Return every line below in which "GROUP" appears.

Start of STORED RECORDS

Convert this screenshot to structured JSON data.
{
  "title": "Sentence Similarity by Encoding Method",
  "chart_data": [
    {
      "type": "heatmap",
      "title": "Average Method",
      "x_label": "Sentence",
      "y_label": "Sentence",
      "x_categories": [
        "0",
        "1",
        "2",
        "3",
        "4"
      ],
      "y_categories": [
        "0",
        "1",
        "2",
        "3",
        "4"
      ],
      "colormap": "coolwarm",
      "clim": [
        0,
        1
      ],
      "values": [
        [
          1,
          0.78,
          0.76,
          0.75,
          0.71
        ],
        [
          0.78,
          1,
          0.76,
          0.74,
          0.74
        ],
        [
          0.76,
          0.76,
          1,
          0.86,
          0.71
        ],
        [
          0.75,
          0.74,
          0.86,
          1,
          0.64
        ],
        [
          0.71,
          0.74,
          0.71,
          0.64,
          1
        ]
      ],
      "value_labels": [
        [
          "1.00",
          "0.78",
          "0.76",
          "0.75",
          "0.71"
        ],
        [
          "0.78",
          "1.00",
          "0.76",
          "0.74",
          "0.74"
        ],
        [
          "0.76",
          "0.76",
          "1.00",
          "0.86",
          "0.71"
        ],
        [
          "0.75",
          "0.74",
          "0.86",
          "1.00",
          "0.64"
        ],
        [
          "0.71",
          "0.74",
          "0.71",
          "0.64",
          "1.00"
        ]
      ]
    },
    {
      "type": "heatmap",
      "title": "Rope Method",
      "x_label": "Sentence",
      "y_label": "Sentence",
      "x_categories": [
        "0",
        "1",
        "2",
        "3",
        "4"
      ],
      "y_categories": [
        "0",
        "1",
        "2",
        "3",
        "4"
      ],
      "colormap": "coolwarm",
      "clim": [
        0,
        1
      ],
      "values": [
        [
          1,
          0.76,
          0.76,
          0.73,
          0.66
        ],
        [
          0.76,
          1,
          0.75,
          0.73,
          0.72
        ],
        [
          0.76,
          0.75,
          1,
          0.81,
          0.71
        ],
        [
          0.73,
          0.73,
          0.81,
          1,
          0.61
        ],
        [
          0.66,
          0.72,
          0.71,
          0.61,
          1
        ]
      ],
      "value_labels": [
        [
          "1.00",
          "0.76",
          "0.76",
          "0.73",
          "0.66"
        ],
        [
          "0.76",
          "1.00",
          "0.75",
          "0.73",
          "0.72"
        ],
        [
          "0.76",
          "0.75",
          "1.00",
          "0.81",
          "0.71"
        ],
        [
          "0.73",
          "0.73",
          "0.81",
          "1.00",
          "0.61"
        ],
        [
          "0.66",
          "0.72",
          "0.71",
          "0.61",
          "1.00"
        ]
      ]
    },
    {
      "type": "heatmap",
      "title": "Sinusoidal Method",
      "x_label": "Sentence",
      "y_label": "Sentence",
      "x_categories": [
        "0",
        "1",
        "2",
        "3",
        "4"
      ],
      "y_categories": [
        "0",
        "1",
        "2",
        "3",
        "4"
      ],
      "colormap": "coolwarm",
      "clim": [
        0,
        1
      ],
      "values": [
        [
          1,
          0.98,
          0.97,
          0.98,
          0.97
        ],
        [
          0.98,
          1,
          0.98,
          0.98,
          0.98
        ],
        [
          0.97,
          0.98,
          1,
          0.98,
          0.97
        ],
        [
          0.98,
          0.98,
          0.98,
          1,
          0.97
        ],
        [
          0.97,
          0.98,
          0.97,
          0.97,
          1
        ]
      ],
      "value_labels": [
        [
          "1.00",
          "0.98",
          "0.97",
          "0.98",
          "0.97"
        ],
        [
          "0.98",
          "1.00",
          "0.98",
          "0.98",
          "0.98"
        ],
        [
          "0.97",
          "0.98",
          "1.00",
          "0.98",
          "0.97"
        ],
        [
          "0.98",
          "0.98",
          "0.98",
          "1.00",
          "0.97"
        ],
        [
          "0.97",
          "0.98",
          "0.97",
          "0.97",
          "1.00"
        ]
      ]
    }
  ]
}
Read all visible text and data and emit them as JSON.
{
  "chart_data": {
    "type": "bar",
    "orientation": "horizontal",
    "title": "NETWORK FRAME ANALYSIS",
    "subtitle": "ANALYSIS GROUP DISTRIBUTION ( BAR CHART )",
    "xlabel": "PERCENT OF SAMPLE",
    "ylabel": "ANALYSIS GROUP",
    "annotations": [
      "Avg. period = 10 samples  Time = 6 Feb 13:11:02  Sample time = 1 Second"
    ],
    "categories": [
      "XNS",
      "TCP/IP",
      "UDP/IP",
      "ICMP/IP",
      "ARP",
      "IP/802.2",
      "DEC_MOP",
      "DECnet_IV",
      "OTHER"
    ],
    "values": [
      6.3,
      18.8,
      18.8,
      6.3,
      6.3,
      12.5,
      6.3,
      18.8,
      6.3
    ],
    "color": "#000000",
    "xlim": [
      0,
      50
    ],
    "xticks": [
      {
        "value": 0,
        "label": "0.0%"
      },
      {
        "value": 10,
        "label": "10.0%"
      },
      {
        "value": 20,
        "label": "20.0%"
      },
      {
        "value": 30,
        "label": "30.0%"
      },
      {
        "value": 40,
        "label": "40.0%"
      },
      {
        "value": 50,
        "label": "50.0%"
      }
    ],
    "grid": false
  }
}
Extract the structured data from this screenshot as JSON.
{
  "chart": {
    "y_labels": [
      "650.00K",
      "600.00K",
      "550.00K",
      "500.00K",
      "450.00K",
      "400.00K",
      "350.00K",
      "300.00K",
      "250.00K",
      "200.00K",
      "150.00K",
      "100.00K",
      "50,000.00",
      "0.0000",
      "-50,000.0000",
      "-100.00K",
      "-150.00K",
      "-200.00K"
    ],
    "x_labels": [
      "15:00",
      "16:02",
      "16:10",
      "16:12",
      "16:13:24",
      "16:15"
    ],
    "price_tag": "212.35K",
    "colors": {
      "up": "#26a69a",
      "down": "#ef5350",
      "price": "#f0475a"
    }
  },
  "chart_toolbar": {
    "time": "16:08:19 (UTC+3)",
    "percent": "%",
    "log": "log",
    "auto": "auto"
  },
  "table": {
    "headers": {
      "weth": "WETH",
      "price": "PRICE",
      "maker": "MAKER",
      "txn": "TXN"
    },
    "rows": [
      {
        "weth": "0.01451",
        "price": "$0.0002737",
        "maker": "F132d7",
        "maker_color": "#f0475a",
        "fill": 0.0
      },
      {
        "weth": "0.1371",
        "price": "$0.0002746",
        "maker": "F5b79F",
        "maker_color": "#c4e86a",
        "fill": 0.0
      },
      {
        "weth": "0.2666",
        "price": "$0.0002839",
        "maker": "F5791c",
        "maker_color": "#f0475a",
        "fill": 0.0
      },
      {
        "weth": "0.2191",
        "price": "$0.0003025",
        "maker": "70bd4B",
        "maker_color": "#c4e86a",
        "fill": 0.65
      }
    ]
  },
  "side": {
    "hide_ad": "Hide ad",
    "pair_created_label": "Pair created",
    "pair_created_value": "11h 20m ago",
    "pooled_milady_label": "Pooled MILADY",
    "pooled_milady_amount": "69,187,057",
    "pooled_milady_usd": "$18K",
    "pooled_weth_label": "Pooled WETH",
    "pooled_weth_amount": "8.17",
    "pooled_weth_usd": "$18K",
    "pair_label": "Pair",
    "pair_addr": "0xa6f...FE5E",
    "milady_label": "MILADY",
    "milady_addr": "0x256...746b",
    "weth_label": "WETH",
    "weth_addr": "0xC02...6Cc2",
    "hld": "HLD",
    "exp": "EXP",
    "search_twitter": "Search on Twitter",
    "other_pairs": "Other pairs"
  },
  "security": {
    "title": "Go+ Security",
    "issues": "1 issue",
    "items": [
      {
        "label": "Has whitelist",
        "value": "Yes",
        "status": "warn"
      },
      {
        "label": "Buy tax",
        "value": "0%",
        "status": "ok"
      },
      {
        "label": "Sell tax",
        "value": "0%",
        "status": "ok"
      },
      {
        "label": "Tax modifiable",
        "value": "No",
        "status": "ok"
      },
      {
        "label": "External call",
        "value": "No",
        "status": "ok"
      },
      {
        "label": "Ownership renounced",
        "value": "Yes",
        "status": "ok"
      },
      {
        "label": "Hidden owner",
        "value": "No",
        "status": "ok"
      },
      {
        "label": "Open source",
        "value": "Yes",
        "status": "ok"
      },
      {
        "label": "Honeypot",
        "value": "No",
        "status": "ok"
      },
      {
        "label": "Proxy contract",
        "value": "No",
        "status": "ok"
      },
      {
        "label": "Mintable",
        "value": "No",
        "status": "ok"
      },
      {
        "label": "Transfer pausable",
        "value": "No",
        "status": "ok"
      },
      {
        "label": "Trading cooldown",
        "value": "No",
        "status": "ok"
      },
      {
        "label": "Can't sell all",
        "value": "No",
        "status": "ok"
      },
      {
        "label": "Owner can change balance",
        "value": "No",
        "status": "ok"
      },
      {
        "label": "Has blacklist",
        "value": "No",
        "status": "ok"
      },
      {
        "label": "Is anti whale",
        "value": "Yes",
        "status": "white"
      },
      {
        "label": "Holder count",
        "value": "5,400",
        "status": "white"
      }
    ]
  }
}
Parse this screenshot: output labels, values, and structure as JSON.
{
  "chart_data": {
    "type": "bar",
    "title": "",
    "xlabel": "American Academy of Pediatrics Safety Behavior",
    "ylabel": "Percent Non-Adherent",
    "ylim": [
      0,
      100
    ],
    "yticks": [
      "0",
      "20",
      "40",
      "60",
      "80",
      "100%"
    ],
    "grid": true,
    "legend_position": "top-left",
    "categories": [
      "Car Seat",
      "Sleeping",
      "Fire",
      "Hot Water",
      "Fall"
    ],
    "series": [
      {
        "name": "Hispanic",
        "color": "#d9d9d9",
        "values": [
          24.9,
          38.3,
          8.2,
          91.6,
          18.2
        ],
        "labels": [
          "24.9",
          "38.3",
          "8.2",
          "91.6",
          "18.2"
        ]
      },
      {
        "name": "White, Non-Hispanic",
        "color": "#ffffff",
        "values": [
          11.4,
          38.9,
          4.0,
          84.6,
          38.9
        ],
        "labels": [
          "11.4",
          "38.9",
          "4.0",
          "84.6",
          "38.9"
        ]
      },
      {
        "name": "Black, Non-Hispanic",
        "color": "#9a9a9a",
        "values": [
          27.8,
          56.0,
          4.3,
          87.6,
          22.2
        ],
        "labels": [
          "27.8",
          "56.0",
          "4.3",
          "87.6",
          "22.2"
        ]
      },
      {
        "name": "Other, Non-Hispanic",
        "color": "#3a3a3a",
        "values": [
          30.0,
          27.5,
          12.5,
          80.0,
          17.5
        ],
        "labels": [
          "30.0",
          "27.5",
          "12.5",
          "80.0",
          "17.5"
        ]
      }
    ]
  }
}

End of STORED RECORDS

▶ WRITTEN SOLUTION
    "subtitle": "ANALYSIS GROUP DISTRIBUTION ( BAR CHART )",
    "ylabel": "ANALYSIS GROUP",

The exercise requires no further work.